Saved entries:
- - -

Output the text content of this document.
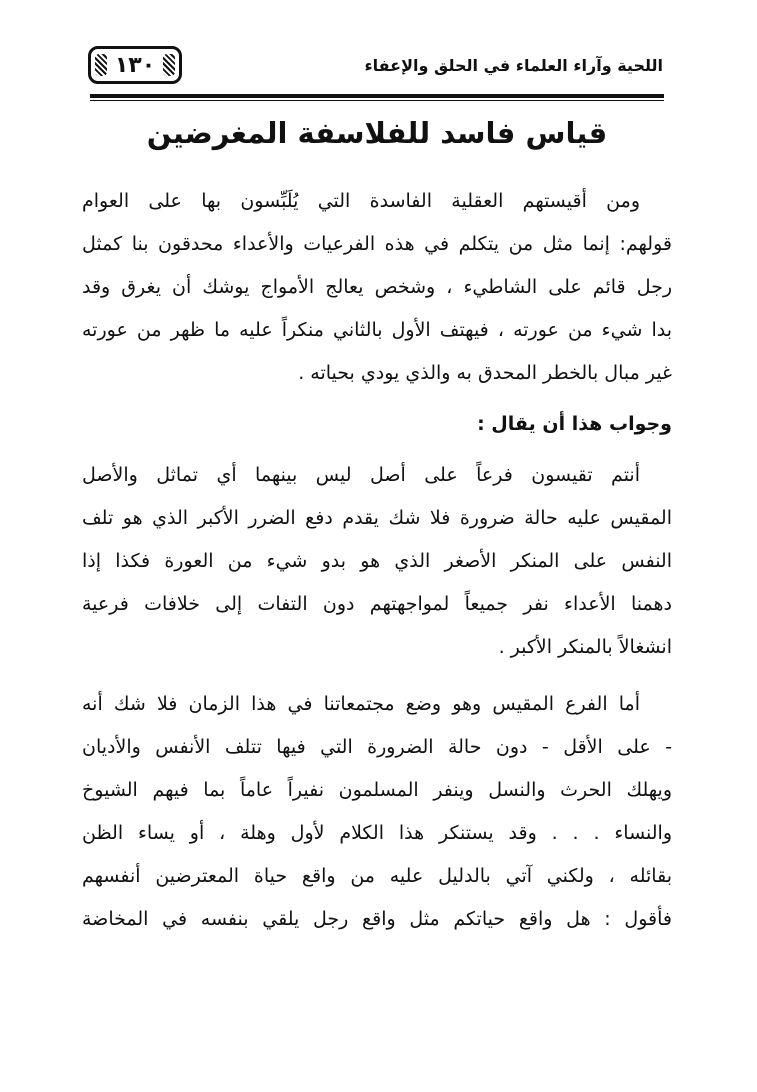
١٣٠	اللحية وآراء العلماء في الحلق والإعفاء
قياس فاسد للفلاسفة المغرضين
ومن أقيستهم العقلية الفاسدة التي يُلَبِّسون بها على العوام
قولهم: إنما مثل من يتكلم في هذه الفرعيات والأعداء محدقون بنا كمثل
رجل قائم على الشاطيء ، وشخص يعالج الأمواج يوشك أن يغرق وقد
بدا شيء من عورته ، فيهتف الأول بالثاني منكراً عليه ما ظهر من عورته
غير مبال بالخطر المحدق به والذي يودي بحياته .
وجواب هذا أن يقال :
أنتم تقيسون فرعاً على أصل ليس بينهما أي تماثل والأصل
المقيس عليه حالة ضرورة فلا شك يقدم دفع الضرر الأكبر الذي هو تلف
النفس على المنكر الأصغر الذي هو بدو شيء من العورة فكذا إذا
دهمنا الأعداء نفر جميعاً لمواجهتهم دون التفات إلى خلافات فرعية
انشغالاً بالمنكر الأكبر .
أما الفرع المقيس وهو وضع مجتمعاتنا في هذا الزمان فلا شك أنه
- على الأقل - دون حالة الضرورة التي فيها تتلف الأنفس والأديان
ويهلك الحرث والنسل وينفر المسلمون نفيراً عاماً بما فيهم الشيوخ
والنساء . . . وقد يستنكر هذا الكلام لأول وهلة ، أو يساء الظن
بقائله ، ولكني آتي بالدليل عليه من واقع حياة المعترضين أنفسهم
فأقول : هل واقع حياتكم مثل واقع رجل يلقي بنفسه في المخاضة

- - -

Task directions - Retype each entry precisely. Skip images entirely.

Task solution -
Output the text content of this document.
١٣٠	اللحية وآراء العلماء في الحلق والإعفاء
قياس فاسد للفلاسفة المغرضين
ومن أقيستهم العقلية الفاسدة التي يُلَبِّسون بها على العوام
قولهم: إنما مثل من يتكلم في هذه الفرعيات والأعداء محدقون بنا كمثل
رجل قائم على الشاطيء ، وشخص يعالج الأمواج يوشك أن يغرق وقد
بدا شيء من عورته ، فيهتف الأول بالثاني منكراً عليه ما ظهر من عورته
غير مبال بالخطر المحدق به والذي يودي بحياته .
وجواب هذا أن يقال :
أنتم تقيسون فرعاً على أصل ليس بينهما أي تماثل والأصل
المقيس عليه حالة ضرورة فلا شك يقدم دفع الضرر الأكبر الذي هو تلف
النفس على المنكر الأصغر الذي هو بدو شيء من العورة فكذا إذا
دهمنا الأعداء نفر جميعاً لمواجهتهم دون التفات إلى خلافات فرعية
انشغالاً بالمنكر الأكبر .
أما الفرع المقيس وهو وضع مجتمعاتنا في هذا الزمان فلا شك أنه
- على الأقل - دون حالة الضرورة التي فيها تتلف الأنفس والأديان
ويهلك الحرث والنسل وينفر المسلمون نفيراً عاماً بما فيهم الشيوخ
والنساء . . . وقد يستنكر هذا الكلام لأول وهلة ، أو يساء الظن
بقائله ، ولكني آتي بالدليل عليه من واقع حياة المعترضين أنفسهم
فأقول : هل واقع حياتكم مثل واقع رجل يلقي بنفسه في المخاضة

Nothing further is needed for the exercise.